_Work instructions_
Provide the records once more, identical to the original.

_Supplied material_
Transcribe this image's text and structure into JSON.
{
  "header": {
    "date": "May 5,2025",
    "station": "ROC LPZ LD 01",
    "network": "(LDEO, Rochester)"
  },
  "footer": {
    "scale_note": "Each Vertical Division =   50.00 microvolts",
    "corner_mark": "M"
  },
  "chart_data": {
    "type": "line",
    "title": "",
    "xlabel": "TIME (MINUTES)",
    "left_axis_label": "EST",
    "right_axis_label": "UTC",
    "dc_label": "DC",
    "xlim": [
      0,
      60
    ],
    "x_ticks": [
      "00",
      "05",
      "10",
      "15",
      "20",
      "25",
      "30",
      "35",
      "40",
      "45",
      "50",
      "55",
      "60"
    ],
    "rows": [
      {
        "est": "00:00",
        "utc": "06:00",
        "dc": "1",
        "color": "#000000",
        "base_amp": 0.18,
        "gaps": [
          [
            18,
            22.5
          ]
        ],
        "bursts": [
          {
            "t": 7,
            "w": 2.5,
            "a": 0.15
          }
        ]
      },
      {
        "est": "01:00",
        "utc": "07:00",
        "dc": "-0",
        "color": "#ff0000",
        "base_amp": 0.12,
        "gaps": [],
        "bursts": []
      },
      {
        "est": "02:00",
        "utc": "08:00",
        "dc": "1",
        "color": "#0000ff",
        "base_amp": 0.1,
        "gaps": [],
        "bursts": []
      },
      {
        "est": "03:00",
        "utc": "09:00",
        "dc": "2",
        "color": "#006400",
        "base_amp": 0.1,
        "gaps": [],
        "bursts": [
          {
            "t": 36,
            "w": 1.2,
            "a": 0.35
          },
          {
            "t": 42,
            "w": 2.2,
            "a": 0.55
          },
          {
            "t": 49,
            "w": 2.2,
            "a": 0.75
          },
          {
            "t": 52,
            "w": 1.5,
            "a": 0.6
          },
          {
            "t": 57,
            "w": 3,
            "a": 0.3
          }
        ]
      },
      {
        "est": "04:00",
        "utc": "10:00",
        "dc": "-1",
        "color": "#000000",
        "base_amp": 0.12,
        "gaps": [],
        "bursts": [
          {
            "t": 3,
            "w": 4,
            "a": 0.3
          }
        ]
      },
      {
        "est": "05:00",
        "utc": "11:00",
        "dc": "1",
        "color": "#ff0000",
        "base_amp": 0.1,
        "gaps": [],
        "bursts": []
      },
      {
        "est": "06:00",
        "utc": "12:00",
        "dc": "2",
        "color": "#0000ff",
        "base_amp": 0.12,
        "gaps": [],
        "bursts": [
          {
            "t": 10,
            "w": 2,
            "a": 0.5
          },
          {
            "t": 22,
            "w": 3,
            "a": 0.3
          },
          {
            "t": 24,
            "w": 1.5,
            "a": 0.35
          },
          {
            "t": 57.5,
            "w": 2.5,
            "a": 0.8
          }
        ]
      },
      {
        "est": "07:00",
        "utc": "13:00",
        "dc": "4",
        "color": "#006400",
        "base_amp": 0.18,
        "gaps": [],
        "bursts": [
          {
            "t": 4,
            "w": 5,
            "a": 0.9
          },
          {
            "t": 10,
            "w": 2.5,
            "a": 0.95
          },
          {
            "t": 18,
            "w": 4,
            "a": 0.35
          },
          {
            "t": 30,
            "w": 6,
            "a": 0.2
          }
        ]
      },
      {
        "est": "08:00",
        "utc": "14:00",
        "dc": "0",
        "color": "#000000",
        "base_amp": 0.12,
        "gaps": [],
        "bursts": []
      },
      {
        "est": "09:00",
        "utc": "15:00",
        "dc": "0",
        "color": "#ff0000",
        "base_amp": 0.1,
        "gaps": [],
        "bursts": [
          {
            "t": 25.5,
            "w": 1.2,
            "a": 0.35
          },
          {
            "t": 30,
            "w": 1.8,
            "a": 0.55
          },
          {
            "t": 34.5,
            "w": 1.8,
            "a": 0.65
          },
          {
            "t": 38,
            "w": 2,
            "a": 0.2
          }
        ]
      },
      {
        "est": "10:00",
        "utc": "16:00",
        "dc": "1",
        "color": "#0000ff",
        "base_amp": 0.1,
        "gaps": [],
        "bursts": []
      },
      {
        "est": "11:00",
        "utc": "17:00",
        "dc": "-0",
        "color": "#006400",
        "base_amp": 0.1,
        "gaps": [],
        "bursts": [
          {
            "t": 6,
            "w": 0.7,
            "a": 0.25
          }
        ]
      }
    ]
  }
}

_Expected answer_
Transcribe this image's text and structure into JSON.
{
  "header": {
    "date": "May 5,2025",
    "station": "ROC LPZ LD 01",
    "network": "(LDEO, Rochester)"
  },
  "footer": {
    "scale_note": "Each Vertical Division =   50.00 microvolts",
    "corner_mark": "M"
  },
  "chart_data": {
    "type": "line",
    "title": "",
    "xlabel": "TIME (MINUTES)",
    "left_axis_label": "EST",
    "right_axis_label": "UTC",
    "dc_label": "DC",
    "xlim": [
      0,
      60
    ],
    "x_ticks": [
      "00",
      "05",
      "10",
      "15",
      "20",
      "25",
      "30",
      "35",
      "40",
      "45",
      "50",
      "55",
      "60"
    ],
    "rows": [
      {
        "est": "00:00",
        "utc": "06:00",
        "dc": "1",
        "color": "#000000",
        "base_amp": 0.18,
        "gaps": [
          [
            18,
            22.5
          ]
        ],
        "bursts": [
          {
            "t": 7,
            "w": 2.5,
            "a": 0.15
          }
        ]
      },
      {
        "est": "01:00",
        "utc": "07:00",
        "dc": "-0",
        "color": "#ff0000",
        "base_amp": 0.12,
        "gaps": [],
        "bursts": []
      },
      {
        "est": "02:00",
        "utc": "08:00",
        "dc": "1",
        "color": "#0000ff",
        "base_amp": 0.1,
        "gaps": [],
        "bursts": []
      },
      {
        "est": "03:00",
        "utc": "09:00",
        "dc": "2",
        "color": "#006400",
        "base_amp": 0.1,
        "gaps": [],
        "bursts": [
          {
            "t": 36,
            "w": 1.2,
            "a": 0.35
          },
          {
            "t": 42,
            "w": 2.2,
            "a": 0.55
          },
          {
            "t": 49,
            "w": 2.2,
            "a": 0.75
          },
          {
            "t": 52,
            "w": 1.5,
            "a": 0.6
          },
          {
            "t": 57,
            "w": 3,
            "a": 0.3
          }
        ]
      },
      {
        "est": "04:00",
        "utc": "10:00",
        "dc": "-1",
        "color": "#000000",
        "base_amp": 0.12,
        "gaps": [],
        "bursts": [
          {
            "t": 3,
            "w": 4,
            "a": 0.3
          }
        ]
      },
      {
        "est": "05:00",
        "utc": "11:00",
        "dc": "1",
        "color": "#ff0000",
        "base_amp": 0.1,
        "gaps": [],
        "bursts": []
      },
      {
        "est": "06:00",
        "utc": "12:00",
        "dc": "2",
        "color": "#0000ff",
        "base_amp": 0.12,
        "gaps": [],
        "bursts": [
          {
            "t": 10,
            "w": 2,
            "a": 0.5
          },
          {
            "t": 22,
            "w": 3,
            "a": 0.3
          },
          {
            "t": 24,
            "w": 1.5,
            "a": 0.35
          },
          {
            "t": 57.5,
            "w": 2.5,
            "a": 0.8
          }
        ]
      },
      {
        "est": "07:00",
        "utc": "13:00",
        "dc": "4",
        "color": "#006400",
        "base_amp": 0.18,
        "gaps": [],
        "bursts": [
          {
            "t": 4,
            "w": 5,
            "a": 0.9
          },
          {
            "t": 10,
            "w": 2.5,
            "a": 0.95
          },
          {
            "t": 18,
            "w": 4,
            "a": 0.35
          },
          {
            "t": 30,
            "w": 6,
            "a": 0.2
          }
        ]
      },
      {
        "est": "08:00",
        "utc": "14:00",
        "dc": "0",
        "color": "#000000",
        "base_amp": 0.12,
        "gaps": [],
        "bursts": []
      },
      {
        "est": "09:00",
        "utc": "15:00",
        "dc": "0",
        "color": "#ff0000",
        "base_amp": 0.1,
        "gaps": [],
        "bursts": [
          {
            "t": 25.5,
            "w": 1.2,
            "a": 0.35
          },
          {
            "t": 30,
            "w": 1.8,
            "a": 0.55
          },
          {
            "t": 34.5,
            "w": 1.8,
            "a": 0.65
          },
          {
            "t": 38,
            "w": 2,
            "a": 0.2
          }
        ]
      },
      {
        "est": "10:00",
        "utc": "16:00",
        "dc": "1",
        "color": "#0000ff",
        "base_amp": 0.1,
        "gaps": [],
        "bursts": []
      },
      {
        "est": "11:00",
        "utc": "17:00",
        "dc": "-0",
        "color": "#006400",
        "base_amp": 0.1,
        "gaps": [],
        "bursts": [
          {
            "t": 6,
            "w": 0.7,
            "a": 0.25
          }
        ]
      }
    ]
  }
}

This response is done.